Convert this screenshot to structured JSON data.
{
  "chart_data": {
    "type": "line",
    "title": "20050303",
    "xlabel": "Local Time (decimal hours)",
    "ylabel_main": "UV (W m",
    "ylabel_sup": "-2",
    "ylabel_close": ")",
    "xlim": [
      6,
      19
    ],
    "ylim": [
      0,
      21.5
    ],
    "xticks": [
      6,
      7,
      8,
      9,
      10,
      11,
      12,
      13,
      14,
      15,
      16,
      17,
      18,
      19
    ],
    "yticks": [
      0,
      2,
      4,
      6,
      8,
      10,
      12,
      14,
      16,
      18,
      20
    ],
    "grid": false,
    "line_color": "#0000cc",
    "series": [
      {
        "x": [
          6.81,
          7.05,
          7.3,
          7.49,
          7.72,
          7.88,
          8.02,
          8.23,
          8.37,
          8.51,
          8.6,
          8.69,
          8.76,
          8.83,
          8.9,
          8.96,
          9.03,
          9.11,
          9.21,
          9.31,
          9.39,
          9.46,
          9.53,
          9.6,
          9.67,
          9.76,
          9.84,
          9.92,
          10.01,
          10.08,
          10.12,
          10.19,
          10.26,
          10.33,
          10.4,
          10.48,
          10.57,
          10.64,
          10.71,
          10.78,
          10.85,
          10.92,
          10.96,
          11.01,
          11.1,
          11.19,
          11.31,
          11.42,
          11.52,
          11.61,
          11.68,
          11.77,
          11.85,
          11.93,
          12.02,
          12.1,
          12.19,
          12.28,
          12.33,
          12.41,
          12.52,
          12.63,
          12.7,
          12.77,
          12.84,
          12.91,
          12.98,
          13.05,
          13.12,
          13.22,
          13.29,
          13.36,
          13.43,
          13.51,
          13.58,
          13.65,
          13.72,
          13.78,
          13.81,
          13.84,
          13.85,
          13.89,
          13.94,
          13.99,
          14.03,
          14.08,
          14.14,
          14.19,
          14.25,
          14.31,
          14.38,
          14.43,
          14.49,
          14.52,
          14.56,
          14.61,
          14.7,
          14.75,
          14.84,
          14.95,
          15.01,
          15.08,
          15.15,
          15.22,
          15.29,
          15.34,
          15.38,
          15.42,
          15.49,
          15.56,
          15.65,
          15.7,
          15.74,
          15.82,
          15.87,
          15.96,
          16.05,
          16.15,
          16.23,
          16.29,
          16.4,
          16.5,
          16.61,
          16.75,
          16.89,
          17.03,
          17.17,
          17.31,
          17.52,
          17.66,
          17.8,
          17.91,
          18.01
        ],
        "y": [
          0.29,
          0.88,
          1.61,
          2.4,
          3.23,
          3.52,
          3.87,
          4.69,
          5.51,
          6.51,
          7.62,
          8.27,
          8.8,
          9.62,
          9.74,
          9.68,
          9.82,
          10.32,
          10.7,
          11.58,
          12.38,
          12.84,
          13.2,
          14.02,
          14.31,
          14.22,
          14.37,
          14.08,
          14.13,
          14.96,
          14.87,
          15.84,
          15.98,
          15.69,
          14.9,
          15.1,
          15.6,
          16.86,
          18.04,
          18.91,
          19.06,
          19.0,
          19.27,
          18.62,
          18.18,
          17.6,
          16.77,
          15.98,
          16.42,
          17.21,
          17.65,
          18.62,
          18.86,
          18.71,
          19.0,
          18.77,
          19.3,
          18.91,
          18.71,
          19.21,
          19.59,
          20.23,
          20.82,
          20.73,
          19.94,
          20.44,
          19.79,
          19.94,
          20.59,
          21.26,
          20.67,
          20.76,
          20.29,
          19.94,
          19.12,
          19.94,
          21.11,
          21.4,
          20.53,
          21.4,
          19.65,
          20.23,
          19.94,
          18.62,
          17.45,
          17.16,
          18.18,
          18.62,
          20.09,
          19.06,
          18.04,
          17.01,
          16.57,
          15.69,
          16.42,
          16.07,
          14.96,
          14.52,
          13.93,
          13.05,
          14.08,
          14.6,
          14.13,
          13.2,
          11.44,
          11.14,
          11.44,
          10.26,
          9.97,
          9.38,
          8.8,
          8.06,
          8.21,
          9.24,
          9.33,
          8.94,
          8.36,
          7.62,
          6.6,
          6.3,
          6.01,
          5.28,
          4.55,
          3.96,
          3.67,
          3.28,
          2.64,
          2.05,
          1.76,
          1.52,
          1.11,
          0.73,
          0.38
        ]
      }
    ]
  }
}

============

### Exercise details
Every line above needs to be retyped exactly.

### The completed task
Convert this screenshot to structured JSON data.
{
  "chart_data": {
    "type": "line",
    "title": "20050303",
    "xlabel": "Local Time (decimal hours)",
    "ylabel_main": "UV (W m",
    "ylabel_sup": "-2",
    "ylabel_close": ")",
    "xlim": [
      6,
      19
    ],
    "ylim": [
      0,
      21.5
    ],
    "xticks": [
      6,
      7,
      8,
      9,
      10,
      11,
      12,
      13,
      14,
      15,
      16,
      17,
      18,
      19
    ],
    "yticks": [
      0,
      2,
      4,
      6,
      8,
      10,
      12,
      14,
      16,
      18,
      20
    ],
    "grid": false,
    "line_color": "#0000cc",
    "series": [
      {
        "x": [
          6.81,
          7.05,
          7.3,
          7.49,
          7.72,
          7.88,
          8.02,
          8.23,
          8.37,
          8.51,
          8.6,
          8.69,
          8.76,
          8.83,
          8.9,
          8.96,
          9.03,
          9.11,
          9.21,
          9.31,
          9.39,
          9.46,
          9.53,
          9.6,
          9.67,
          9.76,
          9.84,
          9.92,
          10.01,
          10.08,
          10.12,
          10.19,
          10.26,
          10.33,
          10.4,
          10.48,
          10.57,
          10.64,
          10.71,
          10.78,
          10.85,
          10.92,
          10.96,
          11.01,
          11.1,
          11.19,
          11.31,
          11.42,
          11.52,
          11.61,
          11.68,
          11.77,
          11.85,
          11.93,
          12.02,
          12.1,
          12.19,
          12.28,
          12.33,
          12.41,
          12.52,
          12.63,
          12.7,
          12.77,
          12.84,
          12.91,
          12.98,
          13.05,
          13.12,
          13.22,
          13.29,
          13.36,
          13.43,
          13.51,
          13.58,
          13.65,
          13.72,
          13.78,
          13.81,
          13.84,
          13.85,
          13.89,
          13.94,
          13.99,
          14.03,
          14.08,
          14.14,
          14.19,
          14.25,
          14.31,
          14.38,
          14.43,
          14.49,
          14.52,
          14.56,
          14.61,
          14.7,
          14.75,
          14.84,
          14.95,
          15.01,
          15.08,
          15.15,
          15.22,
          15.29,
          15.34,
          15.38,
          15.42,
          15.49,
          15.56,
          15.65,
          15.7,
          15.74,
          15.82,
          15.87,
          15.96,
          16.05,
          16.15,
          16.23,
          16.29,
          16.4,
          16.5,
          16.61,
          16.75,
          16.89,
          17.03,
          17.17,
          17.31,
          17.52,
          17.66,
          17.8,
          17.91,
          18.01
        ],
        "y": [
          0.29,
          0.88,
          1.61,
          2.4,
          3.23,
          3.52,
          3.87,
          4.69,
          5.51,
          6.51,
          7.62,
          8.27,
          8.8,
          9.62,
          9.74,
          9.68,
          9.82,
          10.32,
          10.7,
          11.58,
          12.38,
          12.84,
          13.2,
          14.02,
          14.31,
          14.22,
          14.37,
          14.08,
          14.13,
          14.96,
          14.87,
          15.84,
          15.98,
          15.69,
          14.9,
          15.1,
          15.6,
          16.86,
          18.04,
          18.91,
          19.06,
          19.0,
          19.27,
          18.62,
          18.18,
          17.6,
          16.77,
          15.98,
          16.42,
          17.21,
          17.65,
          18.62,
          18.86,
          18.71,
          19.0,
          18.77,
          19.3,
          18.91,
          18.71,
          19.21,
          19.59,
          20.23,
          20.82,
          20.73,
          19.94,
          20.44,
          19.79,
          19.94,
          20.59,
          21.26,
          20.67,
          20.76,
          20.29,
          19.94,
          19.12,
          19.94,
          21.11,
          21.4,
          20.53,
          21.4,
          19.65,
          20.23,
          19.94,
          18.62,
          17.45,
          17.16,
          18.18,
          18.62,
          20.09,
          19.06,
          18.04,
          17.01,
          16.57,
          15.69,
          16.42,
          16.07,
          14.96,
          14.52,
          13.93,
          13.05,
          14.08,
          14.6,
          14.13,
          13.2,
          11.44,
          11.14,
          11.44,
          10.26,
          9.97,
          9.38,
          8.8,
          8.06,
          8.21,
          9.24,
          9.33,
          8.94,
          8.36,
          7.62,
          6.6,
          6.3,
          6.01,
          5.28,
          4.55,
          3.96,
          3.67,
          3.28,
          2.64,
          2.05,
          1.76,
          1.52,
          1.11,
          0.73,
          0.38
        ]
      }
    ]
  }
}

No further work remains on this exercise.